[BEGIN GIVEN INFORMATION]
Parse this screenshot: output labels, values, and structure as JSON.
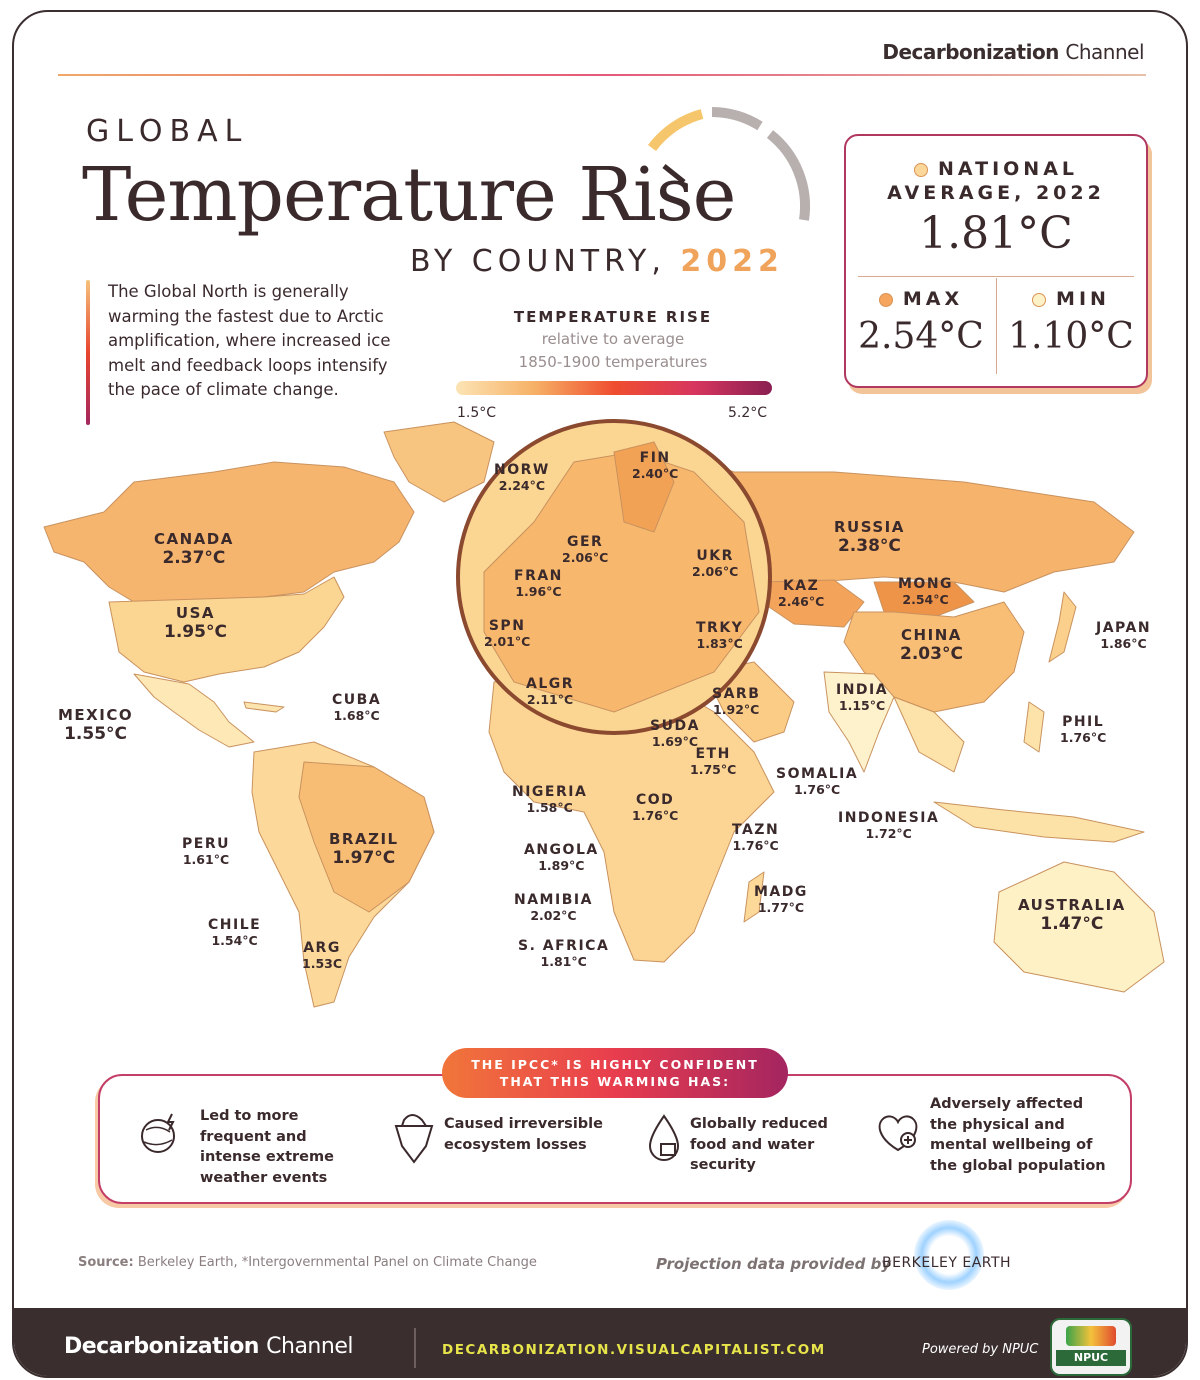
{
  "header": {
    "brand_bold": "Decarbonization",
    "brand_thin": "Channel"
  },
  "title": {
    "pre": "GLOBAL",
    "main": "Temperature Rise",
    "sub": "BY COUNTRY,",
    "year": "2022"
  },
  "intro": "The Global North is generally warming the fastest due to Arctic amplification, where increased ice melt and feedback loops intensify the pace of climate change.",
  "legend": {
    "title": "TEMPERATURE RISE",
    "sub1": "relative to average",
    "sub2": "1850-1900 temperatures",
    "min": "1.5°C",
    "max": "5.2°C"
  },
  "stats": {
    "avg_label1": "NATIONAL",
    "avg_label2": "AVERAGE, 2022",
    "avg_value": "1.81°C",
    "max_label": "MAX",
    "max_value": "2.54°C",
    "min_label": "MIN",
    "min_value": "1.10°C"
  },
  "countries": [
    {
      "name": "CANADA",
      "value": "2.37°C"
    },
    {
      "name": "USA",
      "value": "1.95°C"
    },
    {
      "name": "MEXICO",
      "value": "1.55°C"
    },
    {
      "name": "CUBA",
      "value": "1.68°C"
    },
    {
      "name": "PERU",
      "value": "1.61°C"
    },
    {
      "name": "BRAZIL",
      "value": "1.97°C"
    },
    {
      "name": "CHILE",
      "value": "1.54°C"
    },
    {
      "name": "ARG",
      "value": "1.53C"
    },
    {
      "name": "NORW",
      "value": "2.24°C"
    },
    {
      "name": "FIN",
      "value": "2.40°C"
    },
    {
      "name": "GER",
      "value": "2.06°C"
    },
    {
      "name": "FRAN",
      "value": "1.96°C"
    },
    {
      "name": "UKR",
      "value": "2.06°C"
    },
    {
      "name": "SPN",
      "value": "2.01°C"
    },
    {
      "name": "TRKY",
      "value": "1.83°C"
    },
    {
      "name": "ALGR",
      "value": "2.11°C"
    },
    {
      "name": "RUSSIA",
      "value": "2.38°C"
    },
    {
      "name": "KAZ",
      "value": "2.46°C"
    },
    {
      "name": "MONG",
      "value": "2.54°C"
    },
    {
      "name": "CHINA",
      "value": "2.03°C"
    },
    {
      "name": "JAPAN",
      "value": "1.86°C"
    },
    {
      "name": "INDIA",
      "value": "1.15°C"
    },
    {
      "name": "SARB",
      "value": "1.92°C"
    },
    {
      "name": "PHIL",
      "value": "1.76°C"
    },
    {
      "name": "SUDA",
      "value": "1.69°C"
    },
    {
      "name": "ETH",
      "value": "1.75°C"
    },
    {
      "name": "SOMALIA",
      "value": "1.76°C"
    },
    {
      "name": "NIGERIA",
      "value": "1.58°C"
    },
    {
      "name": "COD",
      "value": "1.76°C"
    },
    {
      "name": "INDONESIA",
      "value": "1.72°C"
    },
    {
      "name": "TAZN",
      "value": "1.76°C"
    },
    {
      "name": "ANGOLA",
      "value": "1.89°C"
    },
    {
      "name": "NAMIBIA",
      "value": "2.02°C"
    },
    {
      "name": "MADG",
      "value": "1.77°C"
    },
    {
      "name": "S. AFRICA",
      "value": "1.81°C"
    },
    {
      "name": "AUSTRALIA",
      "value": "1.47°C"
    }
  ],
  "ipcc": {
    "pill_pre": "THE IPCC* IS",
    "pill_strong": "HIGHLY CONFIDENT",
    "pill_line2": "THAT THIS WARMING HAS:",
    "impacts": [
      {
        "icon": "extreme-weather-icon",
        "text": "Led to more frequent and intense extreme weather events"
      },
      {
        "icon": "ecosystem-loss-icon",
        "text": "Caused irreversible ecosystem losses"
      },
      {
        "icon": "water-food-security-icon",
        "text": "Globally reduced food and water security"
      },
      {
        "icon": "wellbeing-heart-icon",
        "text": "Adversely affected the physical and mental wellbeing of the global population"
      }
    ]
  },
  "source": {
    "label": "Source:",
    "text": "Berkeley Earth, *Intergovernmental Panel on Climate Change"
  },
  "projection": {
    "text": "Projection data provided by",
    "logo": "BERKELEY EARTH"
  },
  "footer": {
    "brand_bold": "Decarbonization",
    "brand_thin": "Channel",
    "url": "DECARBONIZATION.VISUALCAPITALIST.COM",
    "powered": "Powered by NPUC",
    "npuc": "NPUC"
  }
}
[END GIVEN INFORMATION]
• BRIEF
Omit pictures; set down the rest of the material word for word.

• ANSWER IN FULL
Parse this screenshot: output labels, values, and structure as JSON.
{
  "header": {
    "brand_bold": "Decarbonization",
    "brand_thin": "Channel"
  },
  "title": {
    "pre": "GLOBAL",
    "main": "Temperature Rise",
    "sub": "BY COUNTRY,",
    "year": "2022"
  },
  "intro": "The Global North is generally warming the fastest due to Arctic amplification, where increased ice melt and feedback loops intensify the pace of climate change.",
  "legend": {
    "title": "TEMPERATURE RISE",
    "sub1": "relative to average",
    "sub2": "1850-1900 temperatures",
    "min": "1.5°C",
    "max": "5.2°C"
  },
  "stats": {
    "avg_label1": "NATIONAL",
    "avg_label2": "AVERAGE, 2022",
    "avg_value": "1.81°C",
    "max_label": "MAX",
    "max_value": "2.54°C",
    "min_label": "MIN",
    "min_value": "1.10°C"
  },
  "countries": [
    {
      "name": "CANADA",
      "value": "2.37°C"
    },
    {
      "name": "USA",
      "value": "1.95°C"
    },
    {
      "name": "MEXICO",
      "value": "1.55°C"
    },
    {
      "name": "CUBA",
      "value": "1.68°C"
    },
    {
      "name": "PERU",
      "value": "1.61°C"
    },
    {
      "name": "BRAZIL",
      "value": "1.97°C"
    },
    {
      "name": "CHILE",
      "value": "1.54°C"
    },
    {
      "name": "ARG",
      "value": "1.53C"
    },
    {
      "name": "NORW",
      "value": "2.24°C"
    },
    {
      "name": "FIN",
      "value": "2.40°C"
    },
    {
      "name": "GER",
      "value": "2.06°C"
    },
    {
      "name": "FRAN",
      "value": "1.96°C"
    },
    {
      "name": "UKR",
      "value": "2.06°C"
    },
    {
      "name": "SPN",
      "value": "2.01°C"
    },
    {
      "name": "TRKY",
      "value": "1.83°C"
    },
    {
      "name": "ALGR",
      "value": "2.11°C"
    },
    {
      "name": "RUSSIA",
      "value": "2.38°C"
    },
    {
      "name": "KAZ",
      "value": "2.46°C"
    },
    {
      "name": "MONG",
      "value": "2.54°C"
    },
    {
      "name": "CHINA",
      "value": "2.03°C"
    },
    {
      "name": "JAPAN",
      "value": "1.86°C"
    },
    {
      "name": "INDIA",
      "value": "1.15°C"
    },
    {
      "name": "SARB",
      "value": "1.92°C"
    },
    {
      "name": "PHIL",
      "value": "1.76°C"
    },
    {
      "name": "SUDA",
      "value": "1.69°C"
    },
    {
      "name": "ETH",
      "value": "1.75°C"
    },
    {
      "name": "SOMALIA",
      "value": "1.76°C"
    },
    {
      "name": "NIGERIA",
      "value": "1.58°C"
    },
    {
      "name": "COD",
      "value": "1.76°C"
    },
    {
      "name": "INDONESIA",
      "value": "1.72°C"
    },
    {
      "name": "TAZN",
      "value": "1.76°C"
    },
    {
      "name": "ANGOLA",
      "value": "1.89°C"
    },
    {
      "name": "NAMIBIA",
      "value": "2.02°C"
    },
    {
      "name": "MADG",
      "value": "1.77°C"
    },
    {
      "name": "S. AFRICA",
      "value": "1.81°C"
    },
    {
      "name": "AUSTRALIA",
      "value": "1.47°C"
    }
  ],
  "ipcc": {
    "pill_pre": "THE IPCC* IS",
    "pill_strong": "HIGHLY CONFIDENT",
    "pill_line2": "THAT THIS WARMING HAS:",
    "impacts": [
      {
        "icon": "extreme-weather-icon",
        "text": "Led to more frequent and intense extreme weather events"
      },
      {
        "icon": "ecosystem-loss-icon",
        "text": "Caused irreversible ecosystem losses"
      },
      {
        "icon": "water-food-security-icon",
        "text": "Globally reduced food and water security"
      },
      {
        "icon": "wellbeing-heart-icon",
        "text": "Adversely affected the physical and mental wellbeing of the global population"
      }
    ]
  },
  "source": {
    "label": "Source:",
    "text": "Berkeley Earth, *Intergovernmental Panel on Climate Change"
  },
  "projection": {
    "text": "Projection data provided by",
    "logo": "BERKELEY EARTH"
  },
  "footer": {
    "brand_bold": "Decarbonization",
    "brand_thin": "Channel",
    "url": "DECARBONIZATION.VISUALCAPITALIST.COM",
    "powered": "Powered by NPUC",
    "npuc": "NPUC"
  }
}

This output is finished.